:: PROVIDED DATA ::

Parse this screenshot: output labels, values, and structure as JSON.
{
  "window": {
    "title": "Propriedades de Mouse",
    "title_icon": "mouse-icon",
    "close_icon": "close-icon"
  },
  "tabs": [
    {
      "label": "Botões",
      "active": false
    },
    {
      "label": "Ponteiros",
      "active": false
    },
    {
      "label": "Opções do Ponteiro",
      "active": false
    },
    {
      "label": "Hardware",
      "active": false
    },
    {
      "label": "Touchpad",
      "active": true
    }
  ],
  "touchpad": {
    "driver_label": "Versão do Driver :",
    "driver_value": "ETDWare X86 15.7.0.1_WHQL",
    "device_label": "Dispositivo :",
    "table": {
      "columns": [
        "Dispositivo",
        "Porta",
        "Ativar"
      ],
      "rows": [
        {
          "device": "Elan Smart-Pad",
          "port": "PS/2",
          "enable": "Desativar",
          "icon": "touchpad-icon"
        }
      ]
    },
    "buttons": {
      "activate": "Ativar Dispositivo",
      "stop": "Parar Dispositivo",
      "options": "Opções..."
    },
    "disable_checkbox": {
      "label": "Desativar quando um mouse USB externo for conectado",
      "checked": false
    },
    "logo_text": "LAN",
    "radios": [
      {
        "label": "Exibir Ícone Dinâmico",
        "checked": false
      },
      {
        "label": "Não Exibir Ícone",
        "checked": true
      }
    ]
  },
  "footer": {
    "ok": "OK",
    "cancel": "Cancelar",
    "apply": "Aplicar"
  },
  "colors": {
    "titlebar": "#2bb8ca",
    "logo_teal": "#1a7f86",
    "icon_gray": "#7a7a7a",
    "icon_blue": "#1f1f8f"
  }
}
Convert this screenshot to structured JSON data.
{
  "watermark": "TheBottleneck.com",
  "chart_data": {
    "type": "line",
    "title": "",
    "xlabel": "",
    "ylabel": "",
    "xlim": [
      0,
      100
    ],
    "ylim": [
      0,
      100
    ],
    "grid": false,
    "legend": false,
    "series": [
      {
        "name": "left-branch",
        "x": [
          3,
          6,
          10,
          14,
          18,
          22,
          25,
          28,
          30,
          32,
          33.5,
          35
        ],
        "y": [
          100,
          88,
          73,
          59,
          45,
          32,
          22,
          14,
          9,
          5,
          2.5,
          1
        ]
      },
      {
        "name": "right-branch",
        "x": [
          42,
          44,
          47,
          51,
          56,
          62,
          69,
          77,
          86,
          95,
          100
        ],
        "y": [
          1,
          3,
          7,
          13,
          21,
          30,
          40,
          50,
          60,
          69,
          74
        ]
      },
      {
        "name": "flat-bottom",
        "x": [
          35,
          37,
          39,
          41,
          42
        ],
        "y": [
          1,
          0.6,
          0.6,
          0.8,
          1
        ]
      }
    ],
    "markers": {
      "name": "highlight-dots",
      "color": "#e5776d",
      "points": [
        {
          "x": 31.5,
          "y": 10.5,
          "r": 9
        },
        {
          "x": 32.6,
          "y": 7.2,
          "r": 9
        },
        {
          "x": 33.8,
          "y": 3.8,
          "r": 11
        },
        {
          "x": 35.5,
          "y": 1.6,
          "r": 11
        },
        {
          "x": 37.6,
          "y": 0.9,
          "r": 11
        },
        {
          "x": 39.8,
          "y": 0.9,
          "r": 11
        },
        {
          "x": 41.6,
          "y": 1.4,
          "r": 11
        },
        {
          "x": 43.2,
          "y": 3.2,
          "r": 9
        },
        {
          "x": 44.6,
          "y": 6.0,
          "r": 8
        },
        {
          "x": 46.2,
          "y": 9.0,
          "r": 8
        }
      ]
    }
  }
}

:::

* _WHAT IS BEING ASKED_
Write out all of the records once more, exactly.

* _EXERCISE SOLUTION_
Parse this screenshot: output labels, values, and structure as JSON.
{
  "window": {
    "title": "Propriedades de Mouse",
    "title_icon": "mouse-icon",
    "close_icon": "close-icon"
  },
  "tabs": [
    {
      "label": "Botões",
      "active": false
    },
    {
      "label": "Ponteiros",
      "active": false
    },
    {
      "label": "Opções do Ponteiro",
      "active": false
    },
    {
      "label": "Hardware",
      "active": false
    },
    {
      "label": "Touchpad",
      "active": true
    }
  ],
  "touchpad": {
    "driver_label": "Versão do Driver :",
    "driver_value": "ETDWare X86 15.7.0.1_WHQL",
    "device_label": "Dispositivo :",
    "table": {
      "columns": [
        "Dispositivo",
        "Porta",
        "Ativar"
      ],
      "rows": [
        {
          "device": "Elan Smart-Pad",
          "port": "PS/2",
          "enable": "Desativar",
          "icon": "touchpad-icon"
        }
      ]
    },
    "buttons": {
      "activate": "Ativar Dispositivo",
      "stop": "Parar Dispositivo",
      "options": "Opções..."
    },
    "disable_checkbox": {
      "label": "Desativar quando um mouse USB externo for conectado",
      "checked": false
    },
    "logo_text": "LAN",
    "radios": [
      {
        "label": "Exibir Ícone Dinâmico",
        "checked": false
      },
      {
        "label": "Não Exibir Ícone",
        "checked": true
      }
    ]
  },
  "footer": {
    "ok": "OK",
    "cancel": "Cancelar",
    "apply": "Aplicar"
  },
  "colors": {
    "titlebar": "#2bb8ca",
    "logo_teal": "#1a7f86",
    "icon_gray": "#7a7a7a",
    "icon_blue": "#1f1f8f"
  }
}
Convert this screenshot to structured JSON data.
{
  "watermark": "TheBottleneck.com",
  "chart_data": {
    "type": "line",
    "title": "",
    "xlabel": "",
    "ylabel": "",
    "xlim": [
      0,
      100
    ],
    "ylim": [
      0,
      100
    ],
    "grid": false,
    "legend": false,
    "series": [
      {
        "name": "left-branch",
        "x": [
          3,
          6,
          10,
          14,
          18,
          22,
          25,
          28,
          30,
          32,
          33.5,
          35
        ],
        "y": [
          100,
          88,
          73,
          59,
          45,
          32,
          22,
          14,
          9,
          5,
          2.5,
          1
        ]
      },
      {
        "name": "right-branch",
        "x": [
          42,
          44,
          47,
          51,
          56,
          62,
          69,
          77,
          86,
          95,
          100
        ],
        "y": [
          1,
          3,
          7,
          13,
          21,
          30,
          40,
          50,
          60,
          69,
          74
        ]
      },
      {
        "name": "flat-bottom",
        "x": [
          35,
          37,
          39,
          41,
          42
        ],
        "y": [
          1,
          0.6,
          0.6,
          0.8,
          1
        ]
      }
    ],
    "markers": {
      "name": "highlight-dots",
      "color": "#e5776d",
      "points": [
        {
          "x": 31.5,
          "y": 10.5,
          "r": 9
        },
        {
          "x": 32.6,
          "y": 7.2,
          "r": 9
        },
        {
          "x": 33.8,
          "y": 3.8,
          "r": 11
        },
        {
          "x": 35.5,
          "y": 1.6,
          "r": 11
        },
        {
          "x": 37.6,
          "y": 0.9,
          "r": 11
        },
        {
          "x": 39.8,
          "y": 0.9,
          "r": 11
        },
        {
          "x": 41.6,
          "y": 1.4,
          "r": 11
        },
        {
          "x": 43.2,
          "y": 3.2,
          "r": 9
        },
        {
          "x": 44.6,
          "y": 6.0,
          "r": 8
        },
        {
          "x": 46.2,
          "y": 9.0,
          "r": 8
        }
      ]
    }
  }
}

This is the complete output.